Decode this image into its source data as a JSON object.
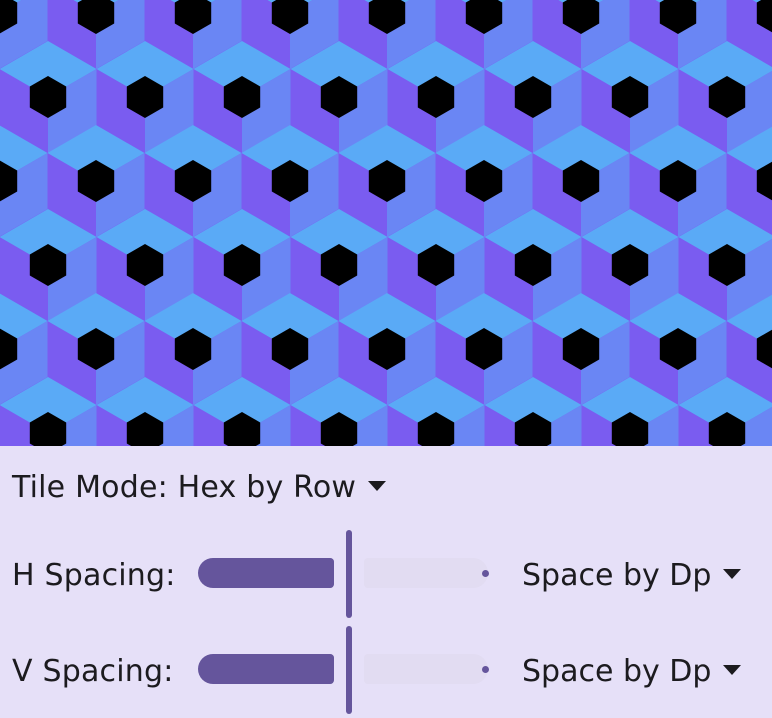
{
  "pattern": {
    "colors": {
      "base": "#7a5cf0",
      "light_face": "#5aaaf6",
      "mid_face": "#6a86f4",
      "hole": "#000000"
    }
  },
  "tile_mode": {
    "label": "Tile Mode:",
    "value": "Hex by Row"
  },
  "h_spacing": {
    "label": "H Spacing:",
    "value_fraction": 0.5,
    "mode": "Space by Dp"
  },
  "v_spacing": {
    "label": "V Spacing:",
    "value_fraction": 0.5,
    "mode": "Space by Dp"
  },
  "colors": {
    "panel_bg": "#e6e0f8",
    "accent": "#65559c",
    "track_inactive": "#e2dcf2",
    "text": "#1c1b1f"
  }
}
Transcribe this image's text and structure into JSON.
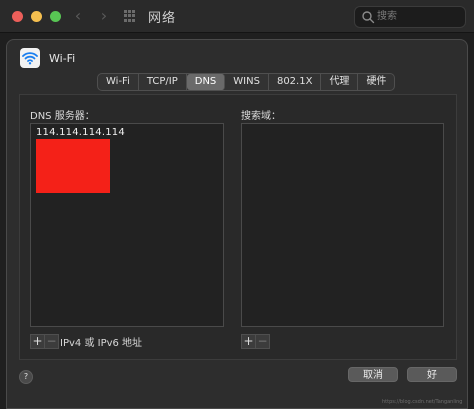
{
  "titlebar": {
    "title": "网络",
    "back_icon": "chevron-left-icon",
    "forward_icon": "chevron-right-icon",
    "grid_icon": "grid-icon",
    "search_placeholder": "搜索"
  },
  "interface": {
    "name": "Wi-Fi",
    "icon": "wifi-icon"
  },
  "tabs": [
    {
      "label": "Wi-Fi",
      "active": false
    },
    {
      "label": "TCP/IP",
      "active": false
    },
    {
      "label": "DNS",
      "active": true
    },
    {
      "label": "WINS",
      "active": false
    },
    {
      "label": "802.1X",
      "active": false
    },
    {
      "label": "代理",
      "active": false
    },
    {
      "label": "硬件",
      "active": false
    }
  ],
  "dns": {
    "label": "DNS 服务器：",
    "servers": [
      "114.114.114.114"
    ],
    "hint": "IPv4 或 IPv6 地址",
    "add_label": "+",
    "remove_label": "−"
  },
  "search_domains": {
    "label": "搜索域：",
    "domains": [],
    "add_label": "+",
    "remove_label": "−"
  },
  "footer": {
    "help_label": "?",
    "cancel_label": "取消",
    "ok_label": "好"
  },
  "watermark": "https://blog.csdn.net/Tanganling",
  "colors": {
    "redaction": "#f42118",
    "active_tab": "#6a6a6a"
  }
}
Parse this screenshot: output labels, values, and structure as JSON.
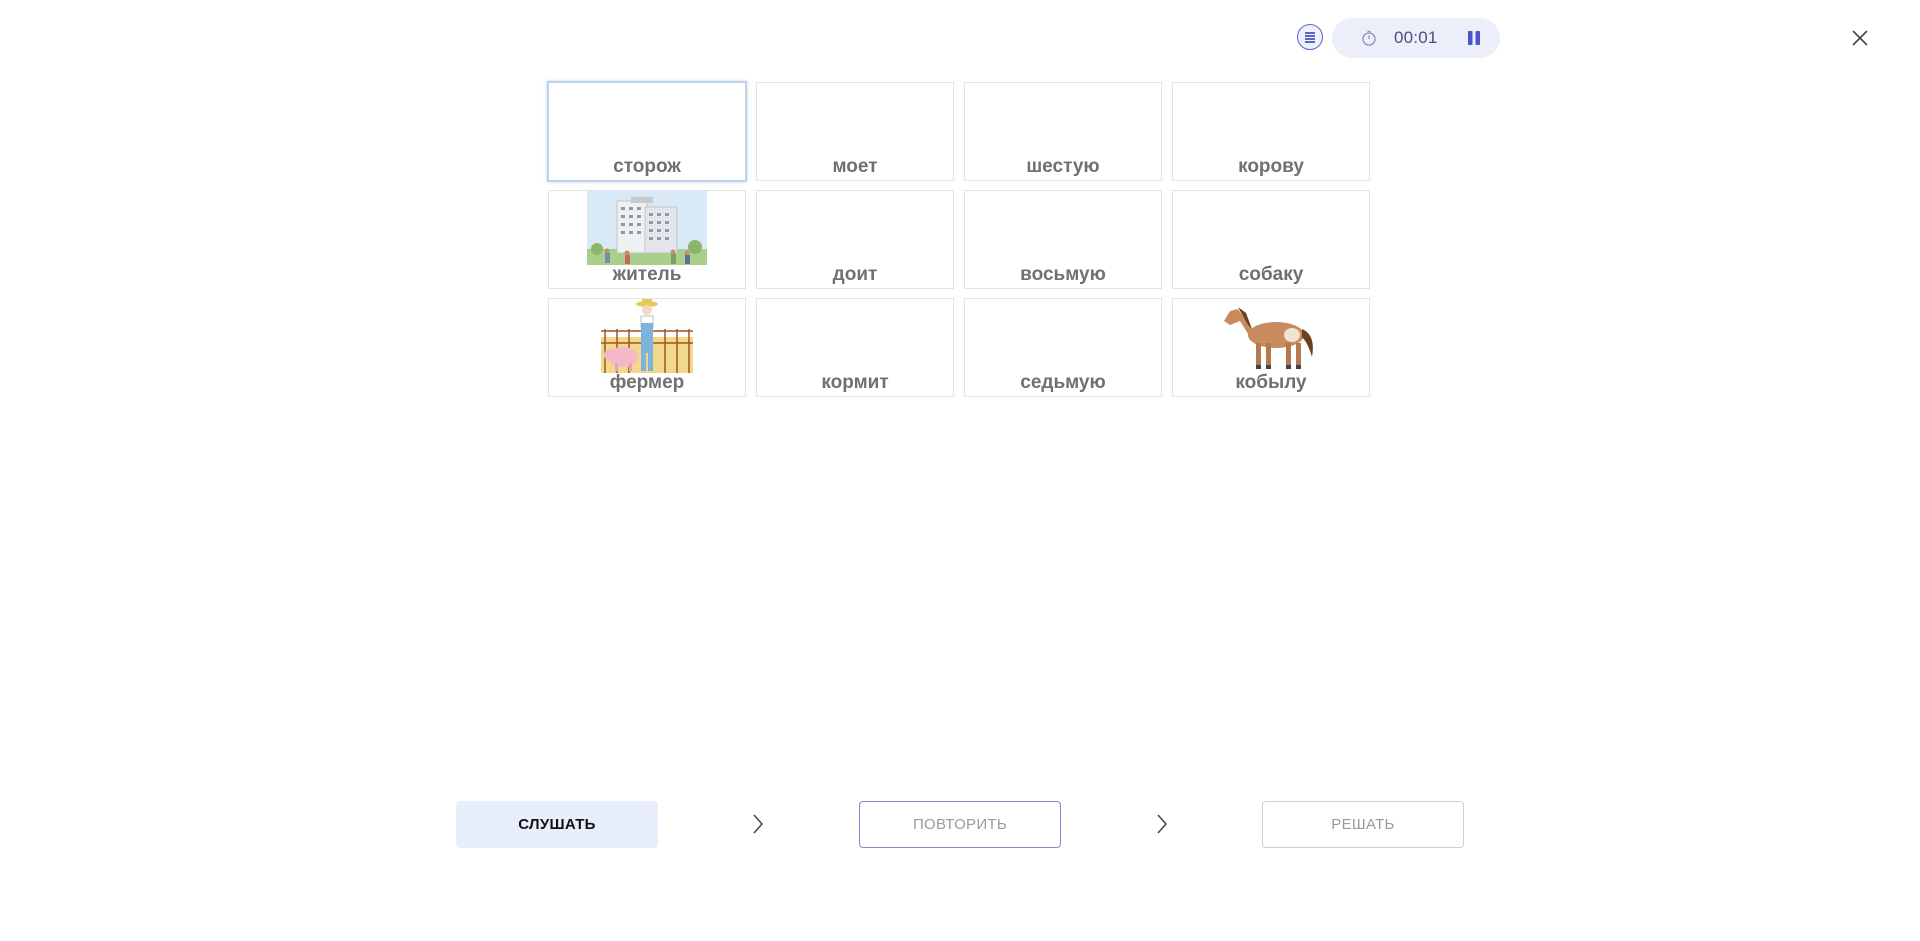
{
  "toolbar": {
    "menu_icon": "list-icon",
    "timer_icon": "stopwatch-icon",
    "time": "00:01",
    "pause_icon": "pause-icon",
    "close_icon": "close-icon",
    "accent_color": "#5b63c9"
  },
  "grid": {
    "rows": [
      [
        "сторож",
        "моет",
        "шестую",
        "корову"
      ],
      [
        "житель",
        "доит",
        "восьмую",
        "собаку"
      ],
      [
        "фермер",
        "кормит",
        "седьмую",
        "кобылу"
      ]
    ],
    "selected": "сторож",
    "images": {
      "житель": "apartment-building-with-people-image",
      "фермер": "farmer-with-pig-image",
      "кобылу": "horse-image"
    }
  },
  "steps": {
    "listen": "СЛУШАТЬ",
    "repeat": "ПОВТОРИТЬ",
    "solve": "РЕШАТЬ",
    "arrow_icon": "chevron-right-icon"
  }
}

**TASK BRIEF**
Determine how many lines of the records above contain the word "text", and report only that number.

**RIGHT ANSWER**
2